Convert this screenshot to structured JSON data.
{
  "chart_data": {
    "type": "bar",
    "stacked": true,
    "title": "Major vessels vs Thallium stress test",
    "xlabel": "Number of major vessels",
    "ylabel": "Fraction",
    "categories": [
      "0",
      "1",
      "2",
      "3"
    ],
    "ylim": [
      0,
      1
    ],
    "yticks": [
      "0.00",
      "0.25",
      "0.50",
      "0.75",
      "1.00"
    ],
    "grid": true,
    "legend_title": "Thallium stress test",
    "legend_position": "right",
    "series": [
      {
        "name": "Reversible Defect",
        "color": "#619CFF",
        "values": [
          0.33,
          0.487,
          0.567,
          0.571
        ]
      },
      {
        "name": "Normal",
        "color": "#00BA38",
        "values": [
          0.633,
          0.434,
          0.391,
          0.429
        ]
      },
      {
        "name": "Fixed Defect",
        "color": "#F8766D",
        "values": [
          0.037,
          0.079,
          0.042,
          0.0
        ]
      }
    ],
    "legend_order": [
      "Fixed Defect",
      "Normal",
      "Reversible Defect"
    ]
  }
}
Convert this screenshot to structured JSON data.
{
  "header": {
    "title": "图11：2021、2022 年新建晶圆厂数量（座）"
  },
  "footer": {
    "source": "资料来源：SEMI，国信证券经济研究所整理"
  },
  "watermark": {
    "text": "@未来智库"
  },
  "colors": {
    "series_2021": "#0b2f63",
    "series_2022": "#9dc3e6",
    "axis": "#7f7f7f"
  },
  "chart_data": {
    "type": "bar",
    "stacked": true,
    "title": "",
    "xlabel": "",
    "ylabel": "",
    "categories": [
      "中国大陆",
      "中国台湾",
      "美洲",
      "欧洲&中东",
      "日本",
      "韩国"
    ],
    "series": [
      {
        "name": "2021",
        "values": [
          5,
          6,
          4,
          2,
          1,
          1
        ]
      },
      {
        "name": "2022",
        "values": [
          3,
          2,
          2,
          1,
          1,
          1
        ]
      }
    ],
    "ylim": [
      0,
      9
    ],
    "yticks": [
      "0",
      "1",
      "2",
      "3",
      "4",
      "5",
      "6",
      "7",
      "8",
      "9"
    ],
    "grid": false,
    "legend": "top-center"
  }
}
====
**Given task**
The full set of records should be duplicated exactly.

**Reply**
Convert this screenshot to structured JSON data.
{
  "chart_data": {
    "type": "bar",
    "stacked": true,
    "title": "Major vessels vs Thallium stress test",
    "xlabel": "Number of major vessels",
    "ylabel": "Fraction",
    "categories": [
      "0",
      "1",
      "2",
      "3"
    ],
    "ylim": [
      0,
      1
    ],
    "yticks": [
      "0.00",
      "0.25",
      "0.50",
      "0.75",
      "1.00"
    ],
    "grid": true,
    "legend_title": "Thallium stress test",
    "legend_position": "right",
    "series": [
      {
        "name": "Reversible Defect",
        "color": "#619CFF",
        "values": [
          0.33,
          0.487,
          0.567,
          0.571
        ]
      },
      {
        "name": "Normal",
        "color": "#00BA38",
        "values": [
          0.633,
          0.434,
          0.391,
          0.429
        ]
      },
      {
        "name": "Fixed Defect",
        "color": "#F8766D",
        "values": [
          0.037,
          0.079,
          0.042,
          0.0
        ]
      }
    ],
    "legend_order": [
      "Fixed Defect",
      "Normal",
      "Reversible Defect"
    ]
  }
}
Convert this screenshot to structured JSON data.
{
  "header": {
    "title": "图11：2021、2022 年新建晶圆厂数量（座）"
  },
  "footer": {
    "source": "资料来源：SEMI，国信证券经济研究所整理"
  },
  "watermark": {
    "text": "@未来智库"
  },
  "colors": {
    "series_2021": "#0b2f63",
    "series_2022": "#9dc3e6",
    "axis": "#7f7f7f"
  },
  "chart_data": {
    "type": "bar",
    "stacked": true,
    "title": "",
    "xlabel": "",
    "ylabel": "",
    "categories": [
      "中国大陆",
      "中国台湾",
      "美洲",
      "欧洲&中东",
      "日本",
      "韩国"
    ],
    "series": [
      {
        "name": "2021",
        "values": [
          5,
          6,
          4,
          2,
          1,
          1
        ]
      },
      {
        "name": "2022",
        "values": [
          3,
          2,
          2,
          1,
          1,
          1
        ]
      }
    ],
    "ylim": [
      0,
      9
    ],
    "yticks": [
      "0",
      "1",
      "2",
      "3",
      "4",
      "5",
      "6",
      "7",
      "8",
      "9"
    ],
    "grid": false,
    "legend": "top-center"
  }
}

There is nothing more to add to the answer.